_Material provided_
○ ○ ○
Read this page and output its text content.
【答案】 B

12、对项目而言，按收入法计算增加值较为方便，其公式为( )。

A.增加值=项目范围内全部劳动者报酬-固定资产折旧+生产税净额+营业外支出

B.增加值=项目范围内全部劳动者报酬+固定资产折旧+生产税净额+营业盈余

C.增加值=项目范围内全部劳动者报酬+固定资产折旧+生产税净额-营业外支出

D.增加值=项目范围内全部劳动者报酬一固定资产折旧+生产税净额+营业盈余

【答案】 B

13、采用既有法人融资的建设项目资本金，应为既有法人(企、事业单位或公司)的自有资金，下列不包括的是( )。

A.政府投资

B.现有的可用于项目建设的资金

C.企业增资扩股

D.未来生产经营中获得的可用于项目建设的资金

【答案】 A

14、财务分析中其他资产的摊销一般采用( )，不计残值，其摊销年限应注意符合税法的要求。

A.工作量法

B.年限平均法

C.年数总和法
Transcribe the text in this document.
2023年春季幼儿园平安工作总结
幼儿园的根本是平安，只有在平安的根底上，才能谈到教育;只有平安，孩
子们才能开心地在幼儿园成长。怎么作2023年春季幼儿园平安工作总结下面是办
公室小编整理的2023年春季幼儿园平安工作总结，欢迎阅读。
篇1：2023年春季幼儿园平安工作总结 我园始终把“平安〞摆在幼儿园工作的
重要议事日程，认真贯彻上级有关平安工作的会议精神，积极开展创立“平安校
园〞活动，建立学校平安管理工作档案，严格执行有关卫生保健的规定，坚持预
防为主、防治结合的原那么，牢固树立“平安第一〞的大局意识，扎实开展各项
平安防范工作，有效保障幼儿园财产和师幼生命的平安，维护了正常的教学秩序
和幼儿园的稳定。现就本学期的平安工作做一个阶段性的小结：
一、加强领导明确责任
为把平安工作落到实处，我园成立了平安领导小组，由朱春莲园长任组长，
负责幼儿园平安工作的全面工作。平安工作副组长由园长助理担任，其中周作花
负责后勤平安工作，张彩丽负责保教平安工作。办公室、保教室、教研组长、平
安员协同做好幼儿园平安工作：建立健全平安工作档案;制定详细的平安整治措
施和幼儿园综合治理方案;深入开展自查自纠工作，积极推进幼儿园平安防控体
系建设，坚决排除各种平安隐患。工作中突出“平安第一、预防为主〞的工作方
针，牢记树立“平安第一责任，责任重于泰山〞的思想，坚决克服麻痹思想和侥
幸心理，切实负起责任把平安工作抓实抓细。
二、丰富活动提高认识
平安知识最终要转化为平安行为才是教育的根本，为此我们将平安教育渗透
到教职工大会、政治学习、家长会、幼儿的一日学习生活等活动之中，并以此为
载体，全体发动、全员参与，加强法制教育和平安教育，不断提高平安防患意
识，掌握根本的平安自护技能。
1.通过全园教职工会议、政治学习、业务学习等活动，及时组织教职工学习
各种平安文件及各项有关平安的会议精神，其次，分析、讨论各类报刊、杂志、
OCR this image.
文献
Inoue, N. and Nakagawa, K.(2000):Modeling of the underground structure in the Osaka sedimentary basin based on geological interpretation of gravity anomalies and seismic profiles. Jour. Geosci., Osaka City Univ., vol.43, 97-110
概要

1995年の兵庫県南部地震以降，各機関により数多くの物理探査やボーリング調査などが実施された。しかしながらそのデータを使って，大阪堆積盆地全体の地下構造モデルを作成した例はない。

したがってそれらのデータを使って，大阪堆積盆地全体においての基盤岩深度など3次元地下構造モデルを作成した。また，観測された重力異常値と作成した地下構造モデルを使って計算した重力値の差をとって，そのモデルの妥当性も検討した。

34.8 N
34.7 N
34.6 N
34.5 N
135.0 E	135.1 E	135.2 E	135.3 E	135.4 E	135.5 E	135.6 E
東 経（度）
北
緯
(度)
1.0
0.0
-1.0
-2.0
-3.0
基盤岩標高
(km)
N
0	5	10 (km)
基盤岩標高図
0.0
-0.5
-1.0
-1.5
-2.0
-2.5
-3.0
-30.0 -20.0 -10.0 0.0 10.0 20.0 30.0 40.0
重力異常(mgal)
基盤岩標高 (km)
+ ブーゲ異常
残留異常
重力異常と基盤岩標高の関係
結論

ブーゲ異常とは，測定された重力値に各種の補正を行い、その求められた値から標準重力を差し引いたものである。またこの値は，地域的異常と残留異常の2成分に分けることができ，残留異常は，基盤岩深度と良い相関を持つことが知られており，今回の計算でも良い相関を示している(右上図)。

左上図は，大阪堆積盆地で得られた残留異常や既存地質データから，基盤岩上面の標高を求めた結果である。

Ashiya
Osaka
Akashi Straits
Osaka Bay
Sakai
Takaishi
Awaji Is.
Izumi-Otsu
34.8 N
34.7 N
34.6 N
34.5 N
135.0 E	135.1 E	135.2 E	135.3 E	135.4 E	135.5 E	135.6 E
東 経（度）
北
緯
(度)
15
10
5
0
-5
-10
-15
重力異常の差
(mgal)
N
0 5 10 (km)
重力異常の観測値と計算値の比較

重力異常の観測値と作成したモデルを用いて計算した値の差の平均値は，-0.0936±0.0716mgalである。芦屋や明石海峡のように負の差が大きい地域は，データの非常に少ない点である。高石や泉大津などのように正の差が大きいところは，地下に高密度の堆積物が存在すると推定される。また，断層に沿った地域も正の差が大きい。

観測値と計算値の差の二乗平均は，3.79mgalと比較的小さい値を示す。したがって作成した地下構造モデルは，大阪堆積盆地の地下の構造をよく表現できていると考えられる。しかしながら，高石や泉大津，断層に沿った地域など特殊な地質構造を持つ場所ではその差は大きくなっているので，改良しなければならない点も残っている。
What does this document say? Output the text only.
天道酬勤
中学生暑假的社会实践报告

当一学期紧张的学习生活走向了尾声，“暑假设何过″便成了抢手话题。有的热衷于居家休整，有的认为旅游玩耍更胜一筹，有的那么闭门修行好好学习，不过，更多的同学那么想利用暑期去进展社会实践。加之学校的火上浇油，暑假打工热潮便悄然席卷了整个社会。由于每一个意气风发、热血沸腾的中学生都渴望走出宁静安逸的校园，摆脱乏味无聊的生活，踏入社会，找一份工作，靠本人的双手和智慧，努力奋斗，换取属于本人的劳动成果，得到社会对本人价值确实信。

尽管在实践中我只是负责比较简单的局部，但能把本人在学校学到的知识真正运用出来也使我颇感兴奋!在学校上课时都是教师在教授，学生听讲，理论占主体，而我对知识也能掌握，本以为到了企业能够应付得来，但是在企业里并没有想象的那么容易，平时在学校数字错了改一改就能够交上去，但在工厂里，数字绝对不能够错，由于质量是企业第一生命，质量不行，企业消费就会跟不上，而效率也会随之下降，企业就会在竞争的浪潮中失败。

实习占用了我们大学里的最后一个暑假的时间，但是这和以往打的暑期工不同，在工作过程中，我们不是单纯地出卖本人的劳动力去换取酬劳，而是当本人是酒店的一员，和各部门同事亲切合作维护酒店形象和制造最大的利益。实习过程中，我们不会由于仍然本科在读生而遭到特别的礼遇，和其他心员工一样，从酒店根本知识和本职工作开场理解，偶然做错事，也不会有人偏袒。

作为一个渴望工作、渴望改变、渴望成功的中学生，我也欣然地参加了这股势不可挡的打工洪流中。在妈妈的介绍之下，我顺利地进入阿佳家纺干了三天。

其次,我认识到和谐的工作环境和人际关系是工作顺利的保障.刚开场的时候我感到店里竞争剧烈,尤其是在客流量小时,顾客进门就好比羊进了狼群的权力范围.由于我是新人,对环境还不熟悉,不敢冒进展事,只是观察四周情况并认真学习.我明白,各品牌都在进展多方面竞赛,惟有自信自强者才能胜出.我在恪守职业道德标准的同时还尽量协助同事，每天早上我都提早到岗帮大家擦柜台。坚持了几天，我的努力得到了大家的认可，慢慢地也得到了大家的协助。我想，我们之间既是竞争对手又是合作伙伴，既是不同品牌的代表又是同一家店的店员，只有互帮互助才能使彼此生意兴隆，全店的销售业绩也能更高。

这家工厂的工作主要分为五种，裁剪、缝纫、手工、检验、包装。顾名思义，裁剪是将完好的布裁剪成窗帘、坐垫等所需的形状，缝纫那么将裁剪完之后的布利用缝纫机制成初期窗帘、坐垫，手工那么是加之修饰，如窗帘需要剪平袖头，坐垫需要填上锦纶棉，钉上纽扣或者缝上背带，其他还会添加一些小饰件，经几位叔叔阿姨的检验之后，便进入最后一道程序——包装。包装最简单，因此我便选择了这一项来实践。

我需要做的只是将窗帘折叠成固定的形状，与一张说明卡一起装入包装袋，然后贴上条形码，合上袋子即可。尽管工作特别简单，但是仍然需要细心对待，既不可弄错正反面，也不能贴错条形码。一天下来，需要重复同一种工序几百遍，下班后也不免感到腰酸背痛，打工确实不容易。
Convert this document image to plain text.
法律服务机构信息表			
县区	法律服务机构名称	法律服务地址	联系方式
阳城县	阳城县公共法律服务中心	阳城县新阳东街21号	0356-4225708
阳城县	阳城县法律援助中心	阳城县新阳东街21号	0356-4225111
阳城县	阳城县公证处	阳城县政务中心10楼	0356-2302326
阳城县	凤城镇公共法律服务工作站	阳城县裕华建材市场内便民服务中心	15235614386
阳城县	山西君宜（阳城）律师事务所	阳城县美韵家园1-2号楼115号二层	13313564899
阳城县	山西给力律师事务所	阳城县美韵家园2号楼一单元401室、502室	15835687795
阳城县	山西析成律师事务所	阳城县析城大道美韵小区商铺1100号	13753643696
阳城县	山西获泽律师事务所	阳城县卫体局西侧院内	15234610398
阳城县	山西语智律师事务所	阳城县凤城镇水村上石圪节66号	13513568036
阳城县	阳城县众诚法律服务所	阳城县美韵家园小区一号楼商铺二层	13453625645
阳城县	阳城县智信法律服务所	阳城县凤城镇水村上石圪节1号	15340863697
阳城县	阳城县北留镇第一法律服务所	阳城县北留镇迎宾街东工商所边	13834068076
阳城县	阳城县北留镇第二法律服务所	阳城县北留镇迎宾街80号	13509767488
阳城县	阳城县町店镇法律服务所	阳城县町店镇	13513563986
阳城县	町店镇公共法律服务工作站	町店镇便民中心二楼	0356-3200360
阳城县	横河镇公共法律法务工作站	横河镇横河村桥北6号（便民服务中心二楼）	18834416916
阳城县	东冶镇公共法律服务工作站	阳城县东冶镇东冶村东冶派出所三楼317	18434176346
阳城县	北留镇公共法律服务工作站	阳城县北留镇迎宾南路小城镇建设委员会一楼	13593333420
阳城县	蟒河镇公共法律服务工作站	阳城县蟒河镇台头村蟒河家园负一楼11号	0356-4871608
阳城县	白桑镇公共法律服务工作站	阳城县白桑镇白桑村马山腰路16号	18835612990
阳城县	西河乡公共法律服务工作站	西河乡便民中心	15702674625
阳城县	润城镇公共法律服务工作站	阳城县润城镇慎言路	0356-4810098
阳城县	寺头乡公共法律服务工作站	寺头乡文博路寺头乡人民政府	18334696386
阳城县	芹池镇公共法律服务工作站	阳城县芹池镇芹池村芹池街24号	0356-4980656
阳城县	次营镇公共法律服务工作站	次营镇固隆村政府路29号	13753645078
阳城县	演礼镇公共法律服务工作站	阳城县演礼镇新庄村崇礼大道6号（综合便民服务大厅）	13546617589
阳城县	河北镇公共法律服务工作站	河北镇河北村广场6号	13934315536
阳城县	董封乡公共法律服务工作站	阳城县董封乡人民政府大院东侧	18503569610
○ ○ ○
Write down every line of the data above that includes the string "政治学习".

_Task answer_
到教职工大会、政治学习、家长会、幼儿的一日学习生活等活动之中，并以此为
1.通过全园教职工会议、政治学习、业务学习等活动，及时组织教职工学习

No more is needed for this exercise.